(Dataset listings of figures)
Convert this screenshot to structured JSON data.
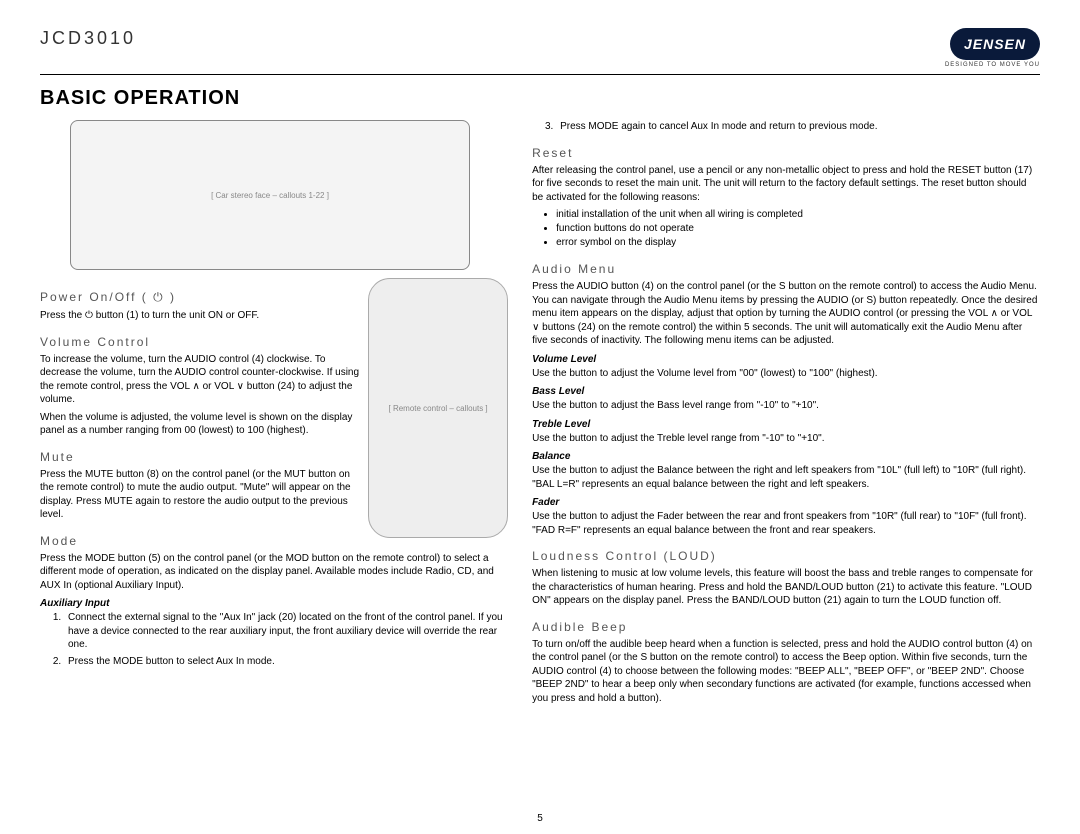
{
  "header": {
    "model": "JCD3010",
    "logo_text": "JENSEN",
    "tagline": "DESIGNED TO MOVE  YOU"
  },
  "title": "BASIC OPERATION",
  "diagram_label": "[ Car stereo face – callouts 1-22 ]",
  "remote_label": "[ Remote control – callouts ]",
  "left": {
    "power": {
      "h": "Power On/Off ( ⏻ )",
      "p": "Press the ⏻ button (1) to turn the unit ON or OFF."
    },
    "volume": {
      "h": "Volume Control",
      "p1": "To increase the volume, turn the AUDIO control (4) clockwise. To decrease the volume, turn the AUDIO control counter-clockwise. If using the remote control, press the VOL ∧ or VOL ∨ button (24) to adjust the volume.",
      "p2": "When the volume is adjusted, the volume level is shown on the display panel as a number ranging from 00 (lowest) to 100 (highest)."
    },
    "mute": {
      "h": "Mute",
      "p": "Press the MUTE button (8) on the control panel (or the MUT button on the remote control) to mute the audio output. \"Mute\" will appear on the display. Press MUTE again to restore the audio output to the previous level."
    },
    "mode": {
      "h": "Mode",
      "p": "Press the MODE button (5) on the control panel (or the MOD button on the remote control) to select a different mode of operation, as indicated on the display panel. Available modes include Radio, CD, and AUX In (optional Auxiliary Input).",
      "aux_h": "Auxiliary Input",
      "aux1": "Connect the external signal to the \"Aux In\" jack (20) located on the front of the control panel. If you have a device connected to the rear auxiliary input, the front auxiliary device will override the rear one.",
      "aux2": "Press the MODE button to select Aux In mode."
    }
  },
  "right": {
    "mode3": "Press MODE again to cancel Aux In mode and return to previous mode.",
    "reset": {
      "h": "Reset",
      "p": "After releasing the control panel, use a pencil or any non-metallic object to press and hold the RESET button (17) for five seconds to reset the main unit. The unit will return to the factory default settings. The reset button should be activated for the following reasons:",
      "b1": "initial installation of the unit when all wiring is completed",
      "b2": "function buttons do not operate",
      "b3": "error symbol on the display"
    },
    "audio": {
      "h": "Audio Menu",
      "p": "Press the AUDIO button (4) on the control panel (or the S button on the remote control) to access the Audio Menu. You can navigate through the Audio Menu items by pressing the AUDIO (or S) button repeatedly. Once the desired menu item appears on the display, adjust that option by turning the AUDIO control (or pressing the VOL ∧ or VOL ∨ buttons (24) on the remote control) the within 5 seconds. The unit will automatically exit the Audio Menu after five seconds of inactivity. The following menu items can be adjusted.",
      "vol_h": "Volume Level",
      "vol_p": "Use the button to adjust the Volume level from \"00\" (lowest) to \"100\" (highest).",
      "bass_h": "Bass Level",
      "bass_p": "Use the button to adjust the Bass level range from \"-10\" to \"+10\".",
      "treb_h": "Treble Level",
      "treb_p": "Use the button to adjust the Treble level range from \"-10\" to \"+10\".",
      "bal_h": "Balance",
      "bal_p": "Use the button to adjust the Balance between the right and left speakers from \"10L\" (full left) to \"10R\" (full right). \"BAL L=R\" represents an equal balance between the right and left speakers.",
      "fad_h": "Fader",
      "fad_p": "Use the button to adjust the Fader between the rear and front speakers from \"10R\" (full rear) to \"10F\" (full front). \"FAD R=F\" represents an equal balance between the front and rear speakers."
    },
    "loud": {
      "h": "Loudness Control (LOUD)",
      "p": "When listening to music at low volume levels, this feature will boost the bass and treble ranges to compensate for the characteristics of human hearing. Press and hold the BAND/LOUD button (21) to activate this feature. \"LOUD ON\" appears on the display panel. Press the BAND/LOUD button (21) again to turn the LOUD function off."
    },
    "beep": {
      "h": "Audible Beep",
      "p": "To turn on/off the audible beep heard when a function is selected, press and hold the AUDIO control button (4) on the control panel (or the S button on the remote control) to access the Beep option. Within five seconds, turn the AUDIO control (4) to choose between the following modes: \"BEEP ALL\", \"BEEP OFF\", or \"BEEP 2ND\". Choose \"BEEP 2ND\" to hear a beep only when secondary functions are activated (for example, functions accessed when you press and hold a button)."
    }
  },
  "page_number": "5"
}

GIVEN PROBLEM —
Can the entries above be repeated exactly, without their pictures?

SOLUTION FOR THIS PROBLEM —
Convert this screenshot to structured JSON data.
{
  "header": {
    "model": "JCD3010",
    "logo_text": "JENSEN",
    "tagline": "DESIGNED TO MOVE  YOU"
  },
  "title": "BASIC OPERATION",
  "diagram_label": "[ Car stereo face – callouts 1-22 ]",
  "remote_label": "[ Remote control – callouts ]",
  "left": {
    "power": {
      "h": "Power On/Off ( ⏻ )",
      "p": "Press the ⏻ button (1) to turn the unit ON or OFF."
    },
    "volume": {
      "h": "Volume Control",
      "p1": "To increase the volume, turn the AUDIO control (4) clockwise. To decrease the volume, turn the AUDIO control counter-clockwise. If using the remote control, press the VOL ∧ or VOL ∨ button (24) to adjust the volume.",
      "p2": "When the volume is adjusted, the volume level is shown on the display panel as a number ranging from 00 (lowest) to 100 (highest)."
    },
    "mute": {
      "h": "Mute",
      "p": "Press the MUTE button (8) on the control panel (or the MUT button on the remote control) to mute the audio output. \"Mute\" will appear on the display. Press MUTE again to restore the audio output to the previous level."
    },
    "mode": {
      "h": "Mode",
      "p": "Press the MODE button (5) on the control panel (or the MOD button on the remote control) to select a different mode of operation, as indicated on the display panel. Available modes include Radio, CD, and AUX In (optional Auxiliary Input).",
      "aux_h": "Auxiliary Input",
      "aux1": "Connect the external signal to the \"Aux In\" jack (20) located on the front of the control panel. If you have a device connected to the rear auxiliary input, the front auxiliary device will override the rear one.",
      "aux2": "Press the MODE button to select Aux In mode."
    }
  },
  "right": {
    "mode3": "Press MODE again to cancel Aux In mode and return to previous mode.",
    "reset": {
      "h": "Reset",
      "p": "After releasing the control panel, use a pencil or any non-metallic object to press and hold the RESET button (17) for five seconds to reset the main unit. The unit will return to the factory default settings. The reset button should be activated for the following reasons:",
      "b1": "initial installation of the unit when all wiring is completed",
      "b2": "function buttons do not operate",
      "b3": "error symbol on the display"
    },
    "audio": {
      "h": "Audio Menu",
      "p": "Press the AUDIO button (4) on the control panel (or the S button on the remote control) to access the Audio Menu. You can navigate through the Audio Menu items by pressing the AUDIO (or S) button repeatedly. Once the desired menu item appears on the display, adjust that option by turning the AUDIO control (or pressing the VOL ∧ or VOL ∨ buttons (24) on the remote control) the within 5 seconds. The unit will automatically exit the Audio Menu after five seconds of inactivity. The following menu items can be adjusted.",
      "vol_h": "Volume Level",
      "vol_p": "Use the button to adjust the Volume level from \"00\" (lowest) to \"100\" (highest).",
      "bass_h": "Bass Level",
      "bass_p": "Use the button to adjust the Bass level range from \"-10\" to \"+10\".",
      "treb_h": "Treble Level",
      "treb_p": "Use the button to adjust the Treble level range from \"-10\" to \"+10\".",
      "bal_h": "Balance",
      "bal_p": "Use the button to adjust the Balance between the right and left speakers from \"10L\" (full left) to \"10R\" (full right). \"BAL L=R\" represents an equal balance between the right and left speakers.",
      "fad_h": "Fader",
      "fad_p": "Use the button to adjust the Fader between the rear and front speakers from \"10R\" (full rear) to \"10F\" (full front). \"FAD R=F\" represents an equal balance between the front and rear speakers."
    },
    "loud": {
      "h": "Loudness Control (LOUD)",
      "p": "When listening to music at low volume levels, this feature will boost the bass and treble ranges to compensate for the characteristics of human hearing. Press and hold the BAND/LOUD button (21) to activate this feature. \"LOUD ON\" appears on the display panel. Press the BAND/LOUD button (21) again to turn the LOUD function off."
    },
    "beep": {
      "h": "Audible Beep",
      "p": "To turn on/off the audible beep heard when a function is selected, press and hold the AUDIO control button (4) on the control panel (or the S button on the remote control) to access the Beep option. Within five seconds, turn the AUDIO control (4) to choose between the following modes: \"BEEP ALL\", \"BEEP OFF\", or \"BEEP 2ND\". Choose \"BEEP 2ND\" to hear a beep only when secondary functions are activated (for example, functions accessed when you press and hold a button)."
    }
  },
  "page_number": "5"
}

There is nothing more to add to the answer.